◆ **Instructions to follow**: Gather up every line from the entries below that uses the word "HABILITAÇÃO".

◆ **Data to process**:
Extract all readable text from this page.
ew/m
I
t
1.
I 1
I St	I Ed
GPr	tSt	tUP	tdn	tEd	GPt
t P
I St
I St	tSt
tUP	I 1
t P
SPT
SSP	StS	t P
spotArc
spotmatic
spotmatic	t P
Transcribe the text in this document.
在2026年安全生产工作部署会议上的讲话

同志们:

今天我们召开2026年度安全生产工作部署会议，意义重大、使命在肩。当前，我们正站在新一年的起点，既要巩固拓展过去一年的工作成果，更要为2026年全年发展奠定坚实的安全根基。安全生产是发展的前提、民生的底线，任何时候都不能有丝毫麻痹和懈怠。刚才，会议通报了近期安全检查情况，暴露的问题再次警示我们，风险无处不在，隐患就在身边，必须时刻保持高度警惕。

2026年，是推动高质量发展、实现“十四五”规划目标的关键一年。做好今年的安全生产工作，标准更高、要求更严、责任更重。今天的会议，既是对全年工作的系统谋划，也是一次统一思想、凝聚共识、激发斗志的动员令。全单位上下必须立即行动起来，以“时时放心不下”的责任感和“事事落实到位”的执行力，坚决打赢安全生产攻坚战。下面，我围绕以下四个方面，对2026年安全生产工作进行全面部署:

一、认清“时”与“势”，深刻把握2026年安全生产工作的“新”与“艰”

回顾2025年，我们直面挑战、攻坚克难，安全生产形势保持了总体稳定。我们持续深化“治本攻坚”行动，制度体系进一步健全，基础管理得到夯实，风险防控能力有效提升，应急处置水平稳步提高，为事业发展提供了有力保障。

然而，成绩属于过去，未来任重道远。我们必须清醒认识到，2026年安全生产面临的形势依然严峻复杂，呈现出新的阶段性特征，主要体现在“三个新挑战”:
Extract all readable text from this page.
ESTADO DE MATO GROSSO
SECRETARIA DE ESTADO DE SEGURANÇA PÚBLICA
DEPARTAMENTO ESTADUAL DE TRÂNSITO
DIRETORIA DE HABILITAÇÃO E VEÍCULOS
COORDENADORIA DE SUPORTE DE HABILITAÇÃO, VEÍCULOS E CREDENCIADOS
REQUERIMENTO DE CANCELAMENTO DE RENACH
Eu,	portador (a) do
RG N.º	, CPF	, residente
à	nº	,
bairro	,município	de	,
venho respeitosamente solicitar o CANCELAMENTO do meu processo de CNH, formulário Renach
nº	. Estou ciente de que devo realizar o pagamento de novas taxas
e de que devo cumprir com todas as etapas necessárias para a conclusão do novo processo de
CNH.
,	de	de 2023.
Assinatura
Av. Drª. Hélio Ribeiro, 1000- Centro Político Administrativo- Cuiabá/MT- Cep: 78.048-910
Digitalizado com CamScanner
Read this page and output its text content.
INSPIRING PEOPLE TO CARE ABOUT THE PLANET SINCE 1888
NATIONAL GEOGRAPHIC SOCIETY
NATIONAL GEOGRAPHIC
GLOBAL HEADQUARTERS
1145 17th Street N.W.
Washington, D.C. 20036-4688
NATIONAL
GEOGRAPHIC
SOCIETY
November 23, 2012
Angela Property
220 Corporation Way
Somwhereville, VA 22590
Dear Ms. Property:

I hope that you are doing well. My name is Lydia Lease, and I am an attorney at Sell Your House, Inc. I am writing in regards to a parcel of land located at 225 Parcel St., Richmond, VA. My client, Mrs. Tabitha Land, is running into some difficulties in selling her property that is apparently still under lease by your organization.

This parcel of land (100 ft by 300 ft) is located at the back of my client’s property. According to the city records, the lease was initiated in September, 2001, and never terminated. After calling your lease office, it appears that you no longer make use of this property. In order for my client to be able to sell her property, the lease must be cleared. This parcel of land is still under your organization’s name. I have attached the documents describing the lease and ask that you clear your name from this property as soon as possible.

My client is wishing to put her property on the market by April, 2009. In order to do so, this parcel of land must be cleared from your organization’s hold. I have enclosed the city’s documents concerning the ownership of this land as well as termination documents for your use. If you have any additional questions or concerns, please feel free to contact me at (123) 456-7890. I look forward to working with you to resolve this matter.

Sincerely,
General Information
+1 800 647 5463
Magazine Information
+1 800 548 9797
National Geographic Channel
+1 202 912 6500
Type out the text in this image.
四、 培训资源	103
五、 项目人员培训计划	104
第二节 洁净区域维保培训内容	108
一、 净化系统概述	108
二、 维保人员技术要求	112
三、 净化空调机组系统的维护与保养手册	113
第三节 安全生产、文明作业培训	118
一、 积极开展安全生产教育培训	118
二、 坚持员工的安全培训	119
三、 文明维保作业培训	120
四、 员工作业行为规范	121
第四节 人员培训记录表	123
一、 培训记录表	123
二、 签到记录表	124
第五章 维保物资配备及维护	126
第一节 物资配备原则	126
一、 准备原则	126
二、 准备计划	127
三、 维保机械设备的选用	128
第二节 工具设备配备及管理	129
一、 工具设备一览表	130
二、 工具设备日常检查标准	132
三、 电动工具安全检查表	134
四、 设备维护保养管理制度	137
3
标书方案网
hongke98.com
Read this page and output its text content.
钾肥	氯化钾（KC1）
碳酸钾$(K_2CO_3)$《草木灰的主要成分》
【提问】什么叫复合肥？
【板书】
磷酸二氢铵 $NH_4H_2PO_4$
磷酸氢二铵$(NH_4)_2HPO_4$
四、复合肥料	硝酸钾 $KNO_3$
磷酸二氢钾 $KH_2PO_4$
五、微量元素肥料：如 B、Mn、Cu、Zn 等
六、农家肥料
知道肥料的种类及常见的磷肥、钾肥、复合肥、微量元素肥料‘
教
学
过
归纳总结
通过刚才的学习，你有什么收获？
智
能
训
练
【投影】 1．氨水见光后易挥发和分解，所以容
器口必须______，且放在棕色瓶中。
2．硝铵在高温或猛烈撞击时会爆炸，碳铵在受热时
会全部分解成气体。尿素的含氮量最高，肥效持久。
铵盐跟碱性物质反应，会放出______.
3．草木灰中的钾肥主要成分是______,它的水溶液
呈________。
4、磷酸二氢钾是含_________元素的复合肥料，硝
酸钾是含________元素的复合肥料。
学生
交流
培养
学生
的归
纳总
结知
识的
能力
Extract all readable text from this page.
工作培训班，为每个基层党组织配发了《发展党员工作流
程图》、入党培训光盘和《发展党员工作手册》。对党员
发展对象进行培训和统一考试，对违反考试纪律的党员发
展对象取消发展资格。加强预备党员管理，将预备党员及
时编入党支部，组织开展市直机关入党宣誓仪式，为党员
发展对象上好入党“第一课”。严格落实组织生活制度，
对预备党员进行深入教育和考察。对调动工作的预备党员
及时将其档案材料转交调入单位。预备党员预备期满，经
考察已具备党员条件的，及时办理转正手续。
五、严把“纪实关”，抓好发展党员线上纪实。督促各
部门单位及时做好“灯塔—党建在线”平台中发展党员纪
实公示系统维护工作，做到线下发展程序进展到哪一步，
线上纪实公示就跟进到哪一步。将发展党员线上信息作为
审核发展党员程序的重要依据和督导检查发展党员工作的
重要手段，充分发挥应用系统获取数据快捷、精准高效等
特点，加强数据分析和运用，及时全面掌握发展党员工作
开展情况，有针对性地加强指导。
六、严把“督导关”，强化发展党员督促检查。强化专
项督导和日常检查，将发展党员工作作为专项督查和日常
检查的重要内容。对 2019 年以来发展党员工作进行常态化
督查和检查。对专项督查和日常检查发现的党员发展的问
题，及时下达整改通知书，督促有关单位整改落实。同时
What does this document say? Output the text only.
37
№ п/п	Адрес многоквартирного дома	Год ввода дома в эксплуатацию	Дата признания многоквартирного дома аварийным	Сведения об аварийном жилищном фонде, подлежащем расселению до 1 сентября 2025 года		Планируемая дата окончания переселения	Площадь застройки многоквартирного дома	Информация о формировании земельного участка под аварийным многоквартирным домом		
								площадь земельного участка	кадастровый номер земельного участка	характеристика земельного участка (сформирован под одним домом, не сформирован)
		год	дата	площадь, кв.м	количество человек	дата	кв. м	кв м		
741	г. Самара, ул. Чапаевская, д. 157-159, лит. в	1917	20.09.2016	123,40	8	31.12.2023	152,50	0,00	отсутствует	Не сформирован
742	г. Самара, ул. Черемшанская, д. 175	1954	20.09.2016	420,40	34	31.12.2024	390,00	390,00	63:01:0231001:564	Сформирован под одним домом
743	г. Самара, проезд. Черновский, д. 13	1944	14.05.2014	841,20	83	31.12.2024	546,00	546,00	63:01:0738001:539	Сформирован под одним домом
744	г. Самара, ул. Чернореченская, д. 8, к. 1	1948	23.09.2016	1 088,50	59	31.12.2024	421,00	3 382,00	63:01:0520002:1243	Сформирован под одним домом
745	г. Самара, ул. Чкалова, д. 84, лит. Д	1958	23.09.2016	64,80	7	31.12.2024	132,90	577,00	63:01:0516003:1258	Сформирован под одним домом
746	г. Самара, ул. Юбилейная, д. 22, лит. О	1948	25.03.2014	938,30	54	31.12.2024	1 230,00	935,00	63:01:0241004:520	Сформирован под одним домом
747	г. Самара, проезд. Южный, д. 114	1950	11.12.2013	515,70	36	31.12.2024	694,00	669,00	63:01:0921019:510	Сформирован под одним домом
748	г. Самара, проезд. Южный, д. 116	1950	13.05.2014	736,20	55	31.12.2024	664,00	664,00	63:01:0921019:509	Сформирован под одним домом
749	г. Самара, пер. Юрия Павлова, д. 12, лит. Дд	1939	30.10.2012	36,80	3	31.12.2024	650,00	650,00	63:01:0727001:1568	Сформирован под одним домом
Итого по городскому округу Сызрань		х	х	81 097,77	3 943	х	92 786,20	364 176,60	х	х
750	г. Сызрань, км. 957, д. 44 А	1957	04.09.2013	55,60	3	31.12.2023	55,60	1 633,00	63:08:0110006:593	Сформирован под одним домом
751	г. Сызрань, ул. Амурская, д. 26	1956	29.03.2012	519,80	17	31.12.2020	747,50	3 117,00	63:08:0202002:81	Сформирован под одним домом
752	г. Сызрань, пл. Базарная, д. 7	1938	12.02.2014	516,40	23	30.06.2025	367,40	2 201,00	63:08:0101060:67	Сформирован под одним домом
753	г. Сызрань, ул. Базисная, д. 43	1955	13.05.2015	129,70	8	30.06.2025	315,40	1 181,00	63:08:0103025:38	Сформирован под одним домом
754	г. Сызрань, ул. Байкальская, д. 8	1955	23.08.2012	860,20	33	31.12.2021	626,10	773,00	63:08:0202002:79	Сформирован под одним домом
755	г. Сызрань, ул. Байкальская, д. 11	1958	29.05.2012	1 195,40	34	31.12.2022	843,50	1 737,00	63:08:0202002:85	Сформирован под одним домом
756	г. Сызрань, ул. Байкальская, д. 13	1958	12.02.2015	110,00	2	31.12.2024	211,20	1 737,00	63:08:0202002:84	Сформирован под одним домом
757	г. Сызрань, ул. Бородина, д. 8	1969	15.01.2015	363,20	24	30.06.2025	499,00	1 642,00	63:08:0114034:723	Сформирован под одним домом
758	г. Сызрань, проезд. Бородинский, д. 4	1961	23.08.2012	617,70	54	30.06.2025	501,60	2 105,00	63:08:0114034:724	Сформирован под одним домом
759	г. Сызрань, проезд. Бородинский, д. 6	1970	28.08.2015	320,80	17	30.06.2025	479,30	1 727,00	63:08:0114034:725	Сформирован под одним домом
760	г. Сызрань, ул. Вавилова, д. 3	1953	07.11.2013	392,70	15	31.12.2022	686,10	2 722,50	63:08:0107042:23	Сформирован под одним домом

◆ **Full solution**:
DIRETORIA DE HABILITAÇÃO E VEÍCULOS
COORDENADORIA DE SUPORTE DE HABILITAÇÃO, VEÍCULOS E CREDENCIADOS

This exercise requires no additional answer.